Set task. Give an exact copy of every line, leaving images out.

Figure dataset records
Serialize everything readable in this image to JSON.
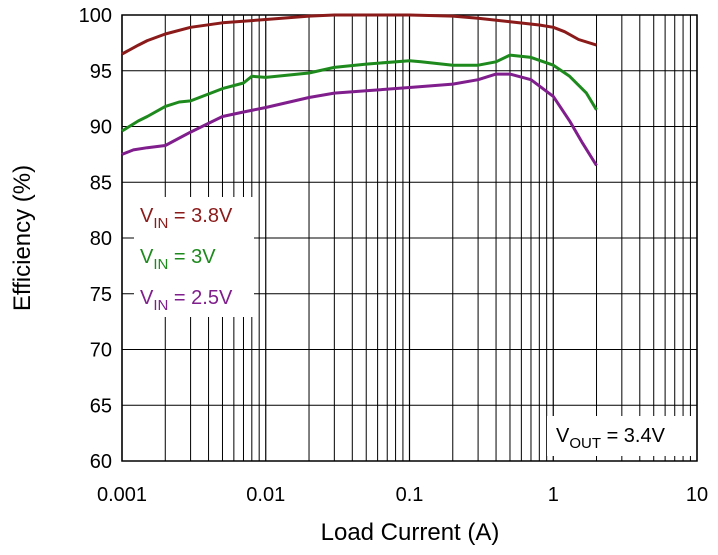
{
  "chart_data": {
    "type": "line",
    "xlabel": "Load Current (A)",
    "ylabel": "Efficiency (%)",
    "xscale": "log",
    "xlim": [
      0.001,
      10
    ],
    "xticks": [
      0.001,
      0.01,
      0.1,
      1,
      10
    ],
    "ylim": [
      60,
      100
    ],
    "yticks": [
      60,
      65,
      70,
      75,
      80,
      85,
      90,
      95,
      100
    ],
    "grid": true,
    "minor_grid": true,
    "legend": "upper left",
    "annotation": [
      "V",
      "OUT",
      " = 3.4V"
    ],
    "series": [
      {
        "name": [
          "V",
          "IN",
          " = 3.8V"
        ],
        "color": "#8b1a1a",
        "x": [
          0.001,
          0.0013,
          0.0015,
          0.002,
          0.003,
          0.005,
          0.01,
          0.02,
          0.03,
          0.1,
          0.2,
          0.3,
          0.5,
          0.8,
          1,
          1.2,
          1.5,
          2
        ],
        "values": [
          96.5,
          97.3,
          97.7,
          98.3,
          98.9,
          99.3,
          99.6,
          99.9,
          100,
          100,
          99.9,
          99.7,
          99.4,
          99.1,
          98.9,
          98.5,
          97.8,
          97.3
        ]
      },
      {
        "name": [
          "V",
          "IN",
          " = 3V"
        ],
        "color": "#1e8a1e",
        "x": [
          0.001,
          0.0013,
          0.0015,
          0.002,
          0.0025,
          0.003,
          0.005,
          0.007,
          0.008,
          0.01,
          0.02,
          0.03,
          0.05,
          0.1,
          0.12,
          0.2,
          0.3,
          0.4,
          0.5,
          0.7,
          1,
          1.3,
          1.7,
          2
        ],
        "values": [
          89.6,
          90.5,
          90.9,
          91.8,
          92.2,
          92.3,
          93.4,
          93.9,
          94.5,
          94.4,
          94.8,
          95.3,
          95.6,
          95.9,
          95.8,
          95.5,
          95.5,
          95.8,
          96.4,
          96.2,
          95.5,
          94.5,
          93,
          91.5
        ]
      },
      {
        "name": [
          "V",
          "IN",
          " = 2.5V"
        ],
        "color": "#7f1e8c",
        "x": [
          0.001,
          0.0012,
          0.0015,
          0.002,
          0.003,
          0.005,
          0.007,
          0.01,
          0.02,
          0.03,
          0.05,
          0.1,
          0.2,
          0.3,
          0.4,
          0.5,
          0.7,
          1,
          1.3,
          1.6,
          2
        ],
        "values": [
          87.5,
          87.9,
          88.1,
          88.3,
          89.5,
          90.9,
          91.3,
          91.7,
          92.6,
          93,
          93.2,
          93.5,
          93.8,
          94.2,
          94.7,
          94.7,
          94.2,
          92.7,
          90.5,
          88.5,
          86.5
        ]
      }
    ]
  }
}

Output of the exercise.
Serialize everything readable in this image to JSON.
{
  "chart_data": {
    "type": "line",
    "xlabel": "Load Current (A)",
    "ylabel": "Efficiency (%)",
    "xscale": "log",
    "xlim": [
      0.001,
      10
    ],
    "xticks": [
      0.001,
      0.01,
      0.1,
      1,
      10
    ],
    "ylim": [
      60,
      100
    ],
    "yticks": [
      60,
      65,
      70,
      75,
      80,
      85,
      90,
      95,
      100
    ],
    "grid": true,
    "minor_grid": true,
    "legend": "upper left",
    "annotation": [
      "V",
      "OUT",
      " = 3.4V"
    ],
    "series": [
      {
        "name": [
          "V",
          "IN",
          " = 3.8V"
        ],
        "color": "#8b1a1a",
        "x": [
          0.001,
          0.0013,
          0.0015,
          0.002,
          0.003,
          0.005,
          0.01,
          0.02,
          0.03,
          0.1,
          0.2,
          0.3,
          0.5,
          0.8,
          1,
          1.2,
          1.5,
          2
        ],
        "values": [
          96.5,
          97.3,
          97.7,
          98.3,
          98.9,
          99.3,
          99.6,
          99.9,
          100,
          100,
          99.9,
          99.7,
          99.4,
          99.1,
          98.9,
          98.5,
          97.8,
          97.3
        ]
      },
      {
        "name": [
          "V",
          "IN",
          " = 3V"
        ],
        "color": "#1e8a1e",
        "x": [
          0.001,
          0.0013,
          0.0015,
          0.002,
          0.0025,
          0.003,
          0.005,
          0.007,
          0.008,
          0.01,
          0.02,
          0.03,
          0.05,
          0.1,
          0.12,
          0.2,
          0.3,
          0.4,
          0.5,
          0.7,
          1,
          1.3,
          1.7,
          2
        ],
        "values": [
          89.6,
          90.5,
          90.9,
          91.8,
          92.2,
          92.3,
          93.4,
          93.9,
          94.5,
          94.4,
          94.8,
          95.3,
          95.6,
          95.9,
          95.8,
          95.5,
          95.5,
          95.8,
          96.4,
          96.2,
          95.5,
          94.5,
          93,
          91.5
        ]
      },
      {
        "name": [
          "V",
          "IN",
          " = 2.5V"
        ],
        "color": "#7f1e8c",
        "x": [
          0.001,
          0.0012,
          0.0015,
          0.002,
          0.003,
          0.005,
          0.007,
          0.01,
          0.02,
          0.03,
          0.05,
          0.1,
          0.2,
          0.3,
          0.4,
          0.5,
          0.7,
          1,
          1.3,
          1.6,
          2
        ],
        "values": [
          87.5,
          87.9,
          88.1,
          88.3,
          89.5,
          90.9,
          91.3,
          91.7,
          92.6,
          93,
          93.2,
          93.5,
          93.8,
          94.2,
          94.7,
          94.7,
          94.2,
          92.7,
          90.5,
          88.5,
          86.5
        ]
      }
    ]
  }
}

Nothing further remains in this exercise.